▶ TASK: Find each line holding "более" and copy it out.

[Saved entries]

"""

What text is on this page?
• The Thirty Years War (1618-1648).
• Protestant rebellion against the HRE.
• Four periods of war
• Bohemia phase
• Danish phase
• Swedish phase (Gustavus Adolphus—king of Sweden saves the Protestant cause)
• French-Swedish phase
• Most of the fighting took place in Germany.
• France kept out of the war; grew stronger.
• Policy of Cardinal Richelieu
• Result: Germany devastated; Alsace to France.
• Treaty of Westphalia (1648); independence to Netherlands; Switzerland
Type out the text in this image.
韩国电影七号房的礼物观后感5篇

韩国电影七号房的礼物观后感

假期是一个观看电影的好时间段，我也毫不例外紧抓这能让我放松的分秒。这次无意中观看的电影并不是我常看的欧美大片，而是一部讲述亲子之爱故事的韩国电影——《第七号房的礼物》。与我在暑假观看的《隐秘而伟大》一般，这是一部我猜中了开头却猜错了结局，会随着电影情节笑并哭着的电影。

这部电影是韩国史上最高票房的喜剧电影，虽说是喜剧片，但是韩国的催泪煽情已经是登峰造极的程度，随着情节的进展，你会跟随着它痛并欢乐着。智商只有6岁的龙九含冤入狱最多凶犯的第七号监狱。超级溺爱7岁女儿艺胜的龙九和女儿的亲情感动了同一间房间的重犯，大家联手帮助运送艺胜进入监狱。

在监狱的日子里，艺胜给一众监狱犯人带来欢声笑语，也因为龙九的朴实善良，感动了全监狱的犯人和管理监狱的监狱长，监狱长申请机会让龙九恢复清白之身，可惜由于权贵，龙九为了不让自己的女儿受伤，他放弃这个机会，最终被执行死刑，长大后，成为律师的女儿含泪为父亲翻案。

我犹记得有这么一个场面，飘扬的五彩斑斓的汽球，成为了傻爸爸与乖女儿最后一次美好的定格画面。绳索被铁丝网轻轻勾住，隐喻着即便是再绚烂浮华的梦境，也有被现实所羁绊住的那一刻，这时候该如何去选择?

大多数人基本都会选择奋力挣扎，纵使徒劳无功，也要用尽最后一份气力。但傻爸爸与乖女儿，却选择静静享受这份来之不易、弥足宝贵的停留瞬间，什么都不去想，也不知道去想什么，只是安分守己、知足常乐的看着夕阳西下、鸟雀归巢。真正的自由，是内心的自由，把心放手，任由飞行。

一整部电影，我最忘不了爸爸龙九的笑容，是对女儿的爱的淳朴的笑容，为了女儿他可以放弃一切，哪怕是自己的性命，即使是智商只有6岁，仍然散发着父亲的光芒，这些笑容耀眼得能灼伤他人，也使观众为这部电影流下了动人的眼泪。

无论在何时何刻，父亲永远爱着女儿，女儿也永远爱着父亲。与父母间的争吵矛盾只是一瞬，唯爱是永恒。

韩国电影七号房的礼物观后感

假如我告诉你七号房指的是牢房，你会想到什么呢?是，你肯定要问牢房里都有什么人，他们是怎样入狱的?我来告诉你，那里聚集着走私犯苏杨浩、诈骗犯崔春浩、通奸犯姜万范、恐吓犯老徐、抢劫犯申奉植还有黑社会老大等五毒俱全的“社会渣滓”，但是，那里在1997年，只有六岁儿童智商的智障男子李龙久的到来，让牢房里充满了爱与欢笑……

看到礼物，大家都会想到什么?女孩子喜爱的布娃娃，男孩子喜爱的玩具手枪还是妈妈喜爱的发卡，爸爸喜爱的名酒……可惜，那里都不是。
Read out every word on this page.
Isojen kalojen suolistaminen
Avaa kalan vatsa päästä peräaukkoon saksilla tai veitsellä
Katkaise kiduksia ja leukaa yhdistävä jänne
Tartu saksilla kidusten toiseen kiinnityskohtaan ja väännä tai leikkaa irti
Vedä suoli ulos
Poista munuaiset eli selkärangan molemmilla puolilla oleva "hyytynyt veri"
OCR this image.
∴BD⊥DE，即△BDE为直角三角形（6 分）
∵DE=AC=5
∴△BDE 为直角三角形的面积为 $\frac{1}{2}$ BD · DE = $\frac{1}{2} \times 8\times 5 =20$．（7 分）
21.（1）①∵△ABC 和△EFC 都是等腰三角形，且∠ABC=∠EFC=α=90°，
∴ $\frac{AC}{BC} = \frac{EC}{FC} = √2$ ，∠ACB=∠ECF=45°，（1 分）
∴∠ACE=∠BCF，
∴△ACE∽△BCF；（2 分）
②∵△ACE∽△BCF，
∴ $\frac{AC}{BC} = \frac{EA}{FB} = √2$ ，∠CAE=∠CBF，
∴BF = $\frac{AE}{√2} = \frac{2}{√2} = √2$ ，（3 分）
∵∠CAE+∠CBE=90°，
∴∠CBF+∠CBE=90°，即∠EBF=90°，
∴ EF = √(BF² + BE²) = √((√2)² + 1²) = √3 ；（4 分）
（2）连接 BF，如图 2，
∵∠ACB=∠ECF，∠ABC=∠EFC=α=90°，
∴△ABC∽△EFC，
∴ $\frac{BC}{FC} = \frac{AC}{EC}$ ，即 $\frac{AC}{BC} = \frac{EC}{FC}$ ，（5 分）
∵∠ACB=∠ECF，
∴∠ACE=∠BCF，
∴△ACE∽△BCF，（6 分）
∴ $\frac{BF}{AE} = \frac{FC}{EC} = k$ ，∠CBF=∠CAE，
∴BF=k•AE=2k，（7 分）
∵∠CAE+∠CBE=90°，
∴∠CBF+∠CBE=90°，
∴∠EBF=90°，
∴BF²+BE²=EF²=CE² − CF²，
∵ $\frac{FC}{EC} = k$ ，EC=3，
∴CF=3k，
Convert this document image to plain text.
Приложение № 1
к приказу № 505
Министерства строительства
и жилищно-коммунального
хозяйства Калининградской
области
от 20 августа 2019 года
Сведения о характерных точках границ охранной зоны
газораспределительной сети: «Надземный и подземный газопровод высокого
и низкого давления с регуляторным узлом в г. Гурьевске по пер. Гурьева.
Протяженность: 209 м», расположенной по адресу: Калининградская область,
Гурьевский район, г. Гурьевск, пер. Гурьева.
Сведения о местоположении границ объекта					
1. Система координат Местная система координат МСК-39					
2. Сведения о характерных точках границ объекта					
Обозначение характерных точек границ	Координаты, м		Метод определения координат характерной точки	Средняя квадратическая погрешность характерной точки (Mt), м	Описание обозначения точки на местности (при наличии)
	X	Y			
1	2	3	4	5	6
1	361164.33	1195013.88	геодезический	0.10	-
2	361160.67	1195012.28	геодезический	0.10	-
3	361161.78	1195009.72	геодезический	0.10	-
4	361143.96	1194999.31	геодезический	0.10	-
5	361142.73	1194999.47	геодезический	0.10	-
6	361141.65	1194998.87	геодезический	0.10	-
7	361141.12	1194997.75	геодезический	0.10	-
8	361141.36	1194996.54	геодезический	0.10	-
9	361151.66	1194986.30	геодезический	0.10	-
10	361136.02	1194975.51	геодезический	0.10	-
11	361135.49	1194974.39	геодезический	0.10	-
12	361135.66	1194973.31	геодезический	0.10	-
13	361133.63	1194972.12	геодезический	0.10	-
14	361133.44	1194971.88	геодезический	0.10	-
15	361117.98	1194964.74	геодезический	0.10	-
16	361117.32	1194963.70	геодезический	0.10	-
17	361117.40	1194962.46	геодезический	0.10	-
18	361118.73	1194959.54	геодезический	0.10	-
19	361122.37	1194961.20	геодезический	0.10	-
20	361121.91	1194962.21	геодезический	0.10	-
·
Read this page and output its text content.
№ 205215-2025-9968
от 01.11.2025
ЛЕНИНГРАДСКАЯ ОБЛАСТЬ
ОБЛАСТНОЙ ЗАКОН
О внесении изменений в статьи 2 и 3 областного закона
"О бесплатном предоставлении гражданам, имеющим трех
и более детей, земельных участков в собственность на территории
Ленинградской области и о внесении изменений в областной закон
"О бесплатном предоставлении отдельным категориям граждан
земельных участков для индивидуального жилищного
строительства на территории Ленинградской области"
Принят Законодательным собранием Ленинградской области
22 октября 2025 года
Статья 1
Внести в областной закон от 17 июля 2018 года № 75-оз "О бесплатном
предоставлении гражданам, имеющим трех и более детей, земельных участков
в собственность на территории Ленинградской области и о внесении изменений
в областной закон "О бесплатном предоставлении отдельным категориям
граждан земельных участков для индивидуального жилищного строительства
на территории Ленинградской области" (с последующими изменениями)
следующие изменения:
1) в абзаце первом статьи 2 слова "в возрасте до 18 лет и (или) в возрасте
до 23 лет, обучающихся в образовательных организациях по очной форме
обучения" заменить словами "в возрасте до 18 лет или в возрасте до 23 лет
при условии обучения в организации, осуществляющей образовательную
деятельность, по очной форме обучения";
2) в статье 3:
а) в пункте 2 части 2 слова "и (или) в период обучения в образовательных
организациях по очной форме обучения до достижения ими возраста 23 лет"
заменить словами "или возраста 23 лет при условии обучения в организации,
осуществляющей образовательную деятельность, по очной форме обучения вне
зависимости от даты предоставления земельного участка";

"""

▶ CORRECT RESULT:
и более детей, земельных участков в собственность на территории
предоставлении гражданам, имеющим трех и более детей, земельных участков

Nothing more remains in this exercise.